WHAT THE TASK ASKS => Every line below must be reproduced exactly. Copy them all.

*** THE DATA

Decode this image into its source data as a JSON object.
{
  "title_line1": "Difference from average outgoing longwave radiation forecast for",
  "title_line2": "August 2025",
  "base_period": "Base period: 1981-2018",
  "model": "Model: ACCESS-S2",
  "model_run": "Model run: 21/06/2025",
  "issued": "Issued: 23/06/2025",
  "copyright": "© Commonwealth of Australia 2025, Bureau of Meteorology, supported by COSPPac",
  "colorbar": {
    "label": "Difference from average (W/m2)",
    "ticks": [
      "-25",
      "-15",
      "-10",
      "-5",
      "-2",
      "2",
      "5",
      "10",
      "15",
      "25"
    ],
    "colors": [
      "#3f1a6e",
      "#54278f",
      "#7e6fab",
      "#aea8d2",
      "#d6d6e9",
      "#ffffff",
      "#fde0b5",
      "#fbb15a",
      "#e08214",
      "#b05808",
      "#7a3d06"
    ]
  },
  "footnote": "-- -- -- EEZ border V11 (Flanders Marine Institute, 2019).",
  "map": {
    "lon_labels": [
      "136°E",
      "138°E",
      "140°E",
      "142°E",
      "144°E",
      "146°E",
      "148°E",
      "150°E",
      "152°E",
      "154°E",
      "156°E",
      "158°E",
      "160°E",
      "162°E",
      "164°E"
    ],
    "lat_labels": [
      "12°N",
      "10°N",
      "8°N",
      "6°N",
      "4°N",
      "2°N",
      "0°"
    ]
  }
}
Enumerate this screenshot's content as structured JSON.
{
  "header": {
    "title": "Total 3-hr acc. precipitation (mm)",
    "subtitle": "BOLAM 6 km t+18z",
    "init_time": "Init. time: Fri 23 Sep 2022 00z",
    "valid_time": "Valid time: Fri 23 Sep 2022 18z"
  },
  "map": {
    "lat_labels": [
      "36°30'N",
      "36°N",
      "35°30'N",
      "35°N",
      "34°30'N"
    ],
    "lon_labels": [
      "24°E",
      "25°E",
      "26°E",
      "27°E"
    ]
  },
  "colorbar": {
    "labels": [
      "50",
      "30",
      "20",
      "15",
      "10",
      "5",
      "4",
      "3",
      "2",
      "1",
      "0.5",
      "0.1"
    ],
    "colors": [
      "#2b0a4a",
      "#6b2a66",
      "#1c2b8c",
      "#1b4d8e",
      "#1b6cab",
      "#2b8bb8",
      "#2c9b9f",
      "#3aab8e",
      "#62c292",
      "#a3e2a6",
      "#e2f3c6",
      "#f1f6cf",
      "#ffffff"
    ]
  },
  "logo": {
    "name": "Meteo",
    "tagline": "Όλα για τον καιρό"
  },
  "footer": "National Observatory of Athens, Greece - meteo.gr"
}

******

EXERCISE RESULT =>
Decode this image into its source data as a JSON object.
{
  "title_line1": "Difference from average outgoing longwave radiation forecast for",
  "title_line2": "August 2025",
  "base_period": "Base period: 1981-2018",
  "model": "Model: ACCESS-S2",
  "model_run": "Model run: 21/06/2025",
  "issued": "Issued: 23/06/2025",
  "copyright": "© Commonwealth of Australia 2025, Bureau of Meteorology, supported by COSPPac",
  "colorbar": {
    "label": "Difference from average (W/m2)",
    "ticks": [
      "-25",
      "-15",
      "-10",
      "-5",
      "-2",
      "2",
      "5",
      "10",
      "15",
      "25"
    ],
    "colors": [
      "#3f1a6e",
      "#54278f",
      "#7e6fab",
      "#aea8d2",
      "#d6d6e9",
      "#ffffff",
      "#fde0b5",
      "#fbb15a",
      "#e08214",
      "#b05808",
      "#7a3d06"
    ]
  },
  "footnote": "-- -- -- EEZ border V11 (Flanders Marine Institute, 2019).",
  "map": {
    "lon_labels": [
      "136°E",
      "138°E",
      "140°E",
      "142°E",
      "144°E",
      "146°E",
      "148°E",
      "150°E",
      "152°E",
      "154°E",
      "156°E",
      "158°E",
      "160°E",
      "162°E",
      "164°E"
    ],
    "lat_labels": [
      "12°N",
      "10°N",
      "8°N",
      "6°N",
      "4°N",
      "2°N",
      "0°"
    ]
  }
}
Enumerate this screenshot's content as structured JSON.
{
  "header": {
    "title": "Total 3-hr acc. precipitation (mm)",
    "subtitle": "BOLAM 6 km t+18z",
    "init_time": "Init. time: Fri 23 Sep 2022 00z",
    "valid_time": "Valid time: Fri 23 Sep 2022 18z"
  },
  "map": {
    "lat_labels": [
      "36°30'N",
      "36°N",
      "35°30'N",
      "35°N",
      "34°30'N"
    ],
    "lon_labels": [
      "24°E",
      "25°E",
      "26°E",
      "27°E"
    ]
  },
  "colorbar": {
    "labels": [
      "50",
      "30",
      "20",
      "15",
      "10",
      "5",
      "4",
      "3",
      "2",
      "1",
      "0.5",
      "0.1"
    ],
    "colors": [
      "#2b0a4a",
      "#6b2a66",
      "#1c2b8c",
      "#1b4d8e",
      "#1b6cab",
      "#2b8bb8",
      "#2c9b9f",
      "#3aab8e",
      "#62c292",
      "#a3e2a6",
      "#e2f3c6",
      "#f1f6cf",
      "#ffffff"
    ]
  },
  "logo": {
    "name": "Meteo",
    "tagline": "Όλα για τον καιρό"
  },
  "footer": "National Observatory of Athens, Greece - meteo.gr"
}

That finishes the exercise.